Task brief » Count every line that holds the string "rotate", then give that number alone.
━━━━━━━━━━━━━━━━━━━━━━━━━━━━━━
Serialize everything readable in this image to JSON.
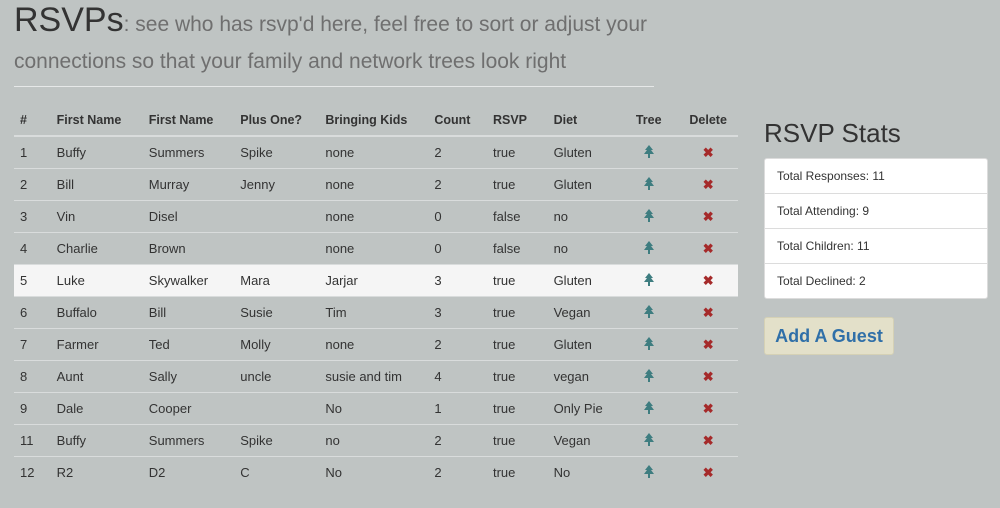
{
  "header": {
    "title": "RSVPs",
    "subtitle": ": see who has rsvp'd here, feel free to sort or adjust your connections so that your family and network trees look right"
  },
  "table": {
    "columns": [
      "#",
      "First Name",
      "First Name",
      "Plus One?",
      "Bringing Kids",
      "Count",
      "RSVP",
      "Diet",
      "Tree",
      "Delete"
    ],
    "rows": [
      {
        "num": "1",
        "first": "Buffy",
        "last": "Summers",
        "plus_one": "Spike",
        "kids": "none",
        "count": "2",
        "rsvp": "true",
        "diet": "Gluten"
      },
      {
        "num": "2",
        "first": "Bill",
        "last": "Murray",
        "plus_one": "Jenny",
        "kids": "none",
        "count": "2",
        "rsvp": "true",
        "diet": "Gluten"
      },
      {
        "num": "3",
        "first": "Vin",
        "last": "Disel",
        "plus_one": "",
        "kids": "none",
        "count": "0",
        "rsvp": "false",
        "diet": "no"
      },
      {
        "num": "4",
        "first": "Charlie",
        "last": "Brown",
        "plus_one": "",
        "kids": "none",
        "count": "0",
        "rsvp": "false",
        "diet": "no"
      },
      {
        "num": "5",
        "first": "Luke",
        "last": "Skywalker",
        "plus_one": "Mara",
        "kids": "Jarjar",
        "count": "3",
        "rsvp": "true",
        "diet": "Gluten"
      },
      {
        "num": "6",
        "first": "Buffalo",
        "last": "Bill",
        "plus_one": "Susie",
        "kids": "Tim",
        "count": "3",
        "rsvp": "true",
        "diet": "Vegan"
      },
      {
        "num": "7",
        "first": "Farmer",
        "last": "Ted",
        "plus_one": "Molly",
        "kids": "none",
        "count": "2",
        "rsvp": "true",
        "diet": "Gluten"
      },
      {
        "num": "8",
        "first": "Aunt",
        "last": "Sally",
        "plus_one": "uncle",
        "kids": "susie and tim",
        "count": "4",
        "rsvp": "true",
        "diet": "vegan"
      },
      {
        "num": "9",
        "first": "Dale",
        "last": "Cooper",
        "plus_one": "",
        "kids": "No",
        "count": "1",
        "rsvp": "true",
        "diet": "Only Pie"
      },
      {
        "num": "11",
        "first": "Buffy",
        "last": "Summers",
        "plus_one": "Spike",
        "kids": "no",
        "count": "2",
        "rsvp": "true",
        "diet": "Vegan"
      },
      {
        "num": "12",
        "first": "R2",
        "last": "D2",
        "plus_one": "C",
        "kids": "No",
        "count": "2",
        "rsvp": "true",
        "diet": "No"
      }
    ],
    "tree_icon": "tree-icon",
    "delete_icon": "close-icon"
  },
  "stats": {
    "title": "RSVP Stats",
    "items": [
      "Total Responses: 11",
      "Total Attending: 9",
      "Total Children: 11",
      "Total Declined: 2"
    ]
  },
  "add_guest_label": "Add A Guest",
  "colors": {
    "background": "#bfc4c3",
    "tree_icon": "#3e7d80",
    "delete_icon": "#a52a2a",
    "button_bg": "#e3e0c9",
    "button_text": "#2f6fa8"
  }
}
━━━━━━━━━━━━━━━━━━━━━━━━━━━━━━
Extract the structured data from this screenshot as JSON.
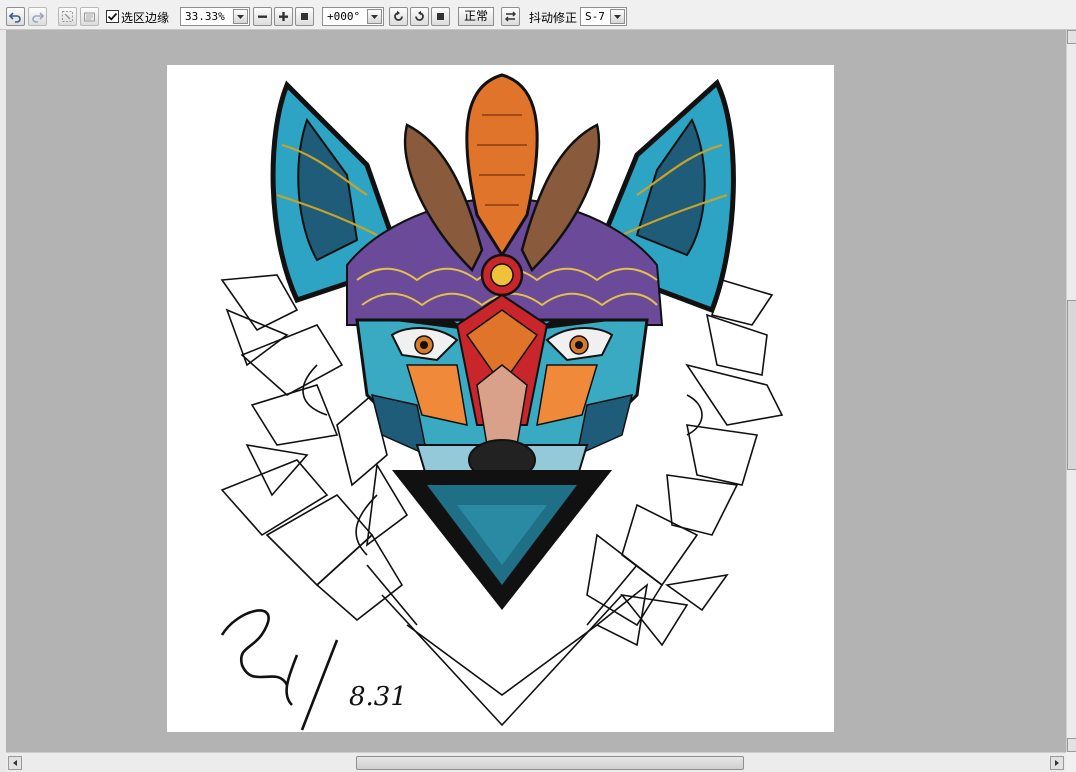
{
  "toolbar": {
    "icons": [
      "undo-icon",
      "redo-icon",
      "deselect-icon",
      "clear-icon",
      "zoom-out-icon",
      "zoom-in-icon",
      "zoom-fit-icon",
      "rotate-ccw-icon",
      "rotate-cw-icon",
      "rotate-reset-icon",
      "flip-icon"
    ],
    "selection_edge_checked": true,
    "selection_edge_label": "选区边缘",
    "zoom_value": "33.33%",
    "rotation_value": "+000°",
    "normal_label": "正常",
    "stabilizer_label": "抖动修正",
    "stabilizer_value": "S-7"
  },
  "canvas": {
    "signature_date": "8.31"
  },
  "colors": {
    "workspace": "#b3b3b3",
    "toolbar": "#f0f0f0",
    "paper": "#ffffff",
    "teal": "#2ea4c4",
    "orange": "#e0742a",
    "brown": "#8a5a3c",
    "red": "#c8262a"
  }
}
━━━━━━━━━━━━━━━━━━━━━━━━━━━━━━
Exercise answer » 3